_Request_: Scan the lines below for the string "ギフトオプションサンプル" and copy every one that has it.

_Collected data entries_:

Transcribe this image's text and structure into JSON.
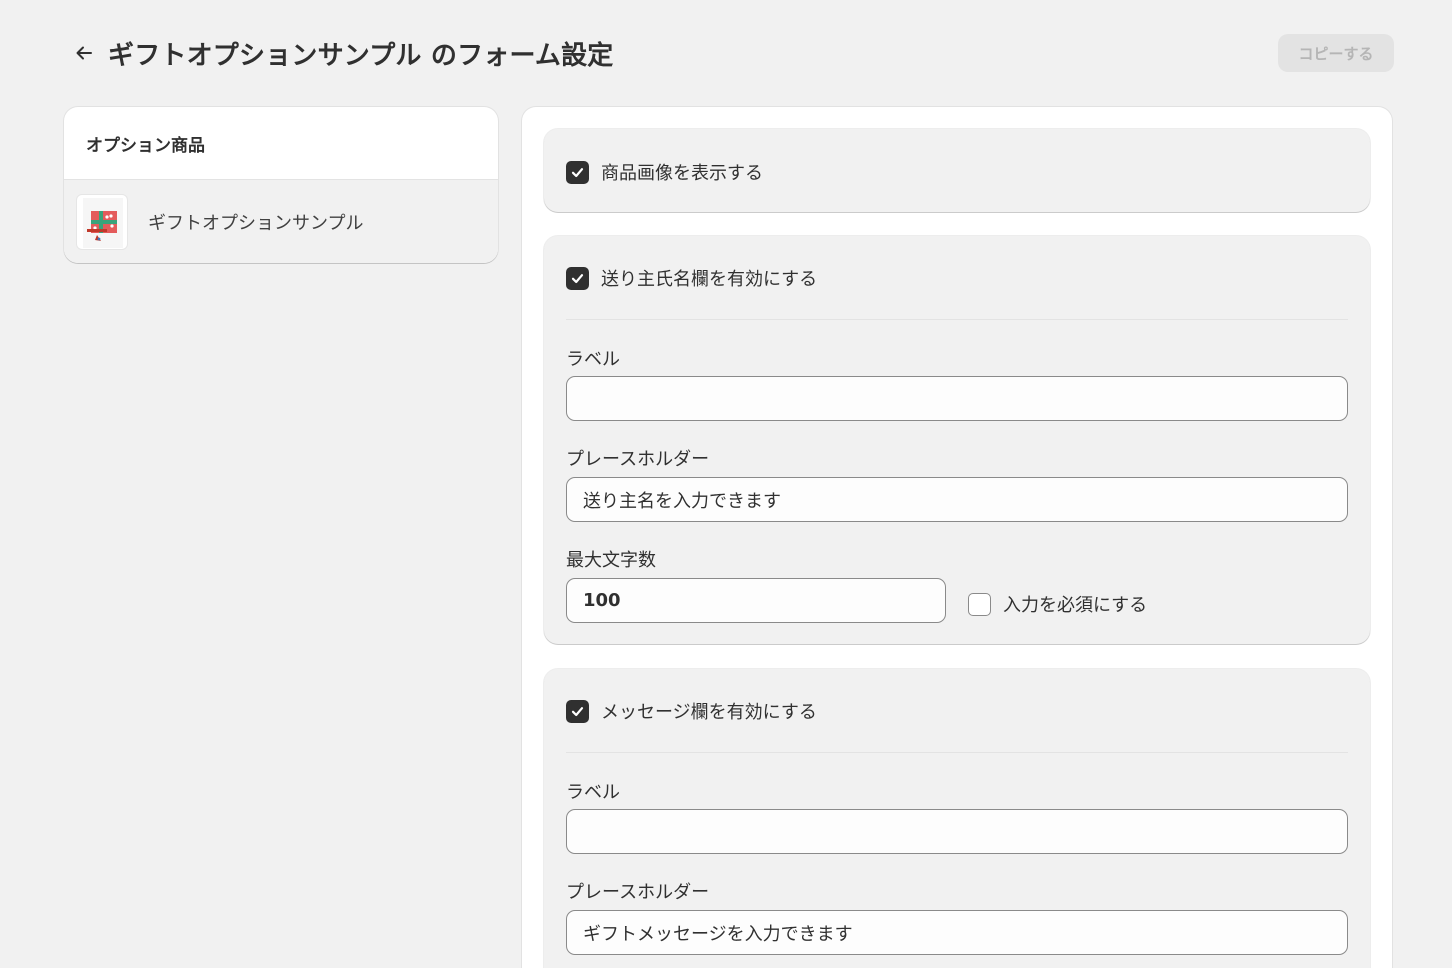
{
  "header": {
    "title": "ギフトオプションサンプル のフォーム設定",
    "copy_button": "コピーする"
  },
  "sidebar": {
    "title": "オプション商品",
    "product": {
      "name": "ギフトオプションサンプル"
    }
  },
  "sections": {
    "show_image": {
      "label": "商品画像を表示する",
      "checked": true
    },
    "sender": {
      "toggle_label": "送り主氏名欄を有効にする",
      "checked": true,
      "label_field": {
        "label": "ラベル",
        "value": ""
      },
      "placeholder_field": {
        "label": "プレースホルダー",
        "value": "送り主名を入力できます"
      },
      "max_chars": {
        "label": "最大文字数",
        "value": "100"
      },
      "required": {
        "label": "入力を必須にする",
        "checked": false
      }
    },
    "message": {
      "toggle_label": "メッセージ欄を有効にする",
      "checked": true,
      "label_field": {
        "label": "ラベル",
        "value": ""
      },
      "placeholder_field": {
        "label": "プレースホルダー",
        "value": "ギフトメッセージを入力できます"
      }
    }
  },
  "colors": {
    "background": "#f1f1f1",
    "card": "#ffffff",
    "checkbox_on": "#303030",
    "text": "#303030",
    "disabled_button_bg": "#e3e3e3",
    "disabled_button_text": "#b5b5b5"
  }
}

_Answer to this task_:
    "title": "ギフトオプションサンプル のフォーム設定",
      "name": "ギフトオプションサンプル"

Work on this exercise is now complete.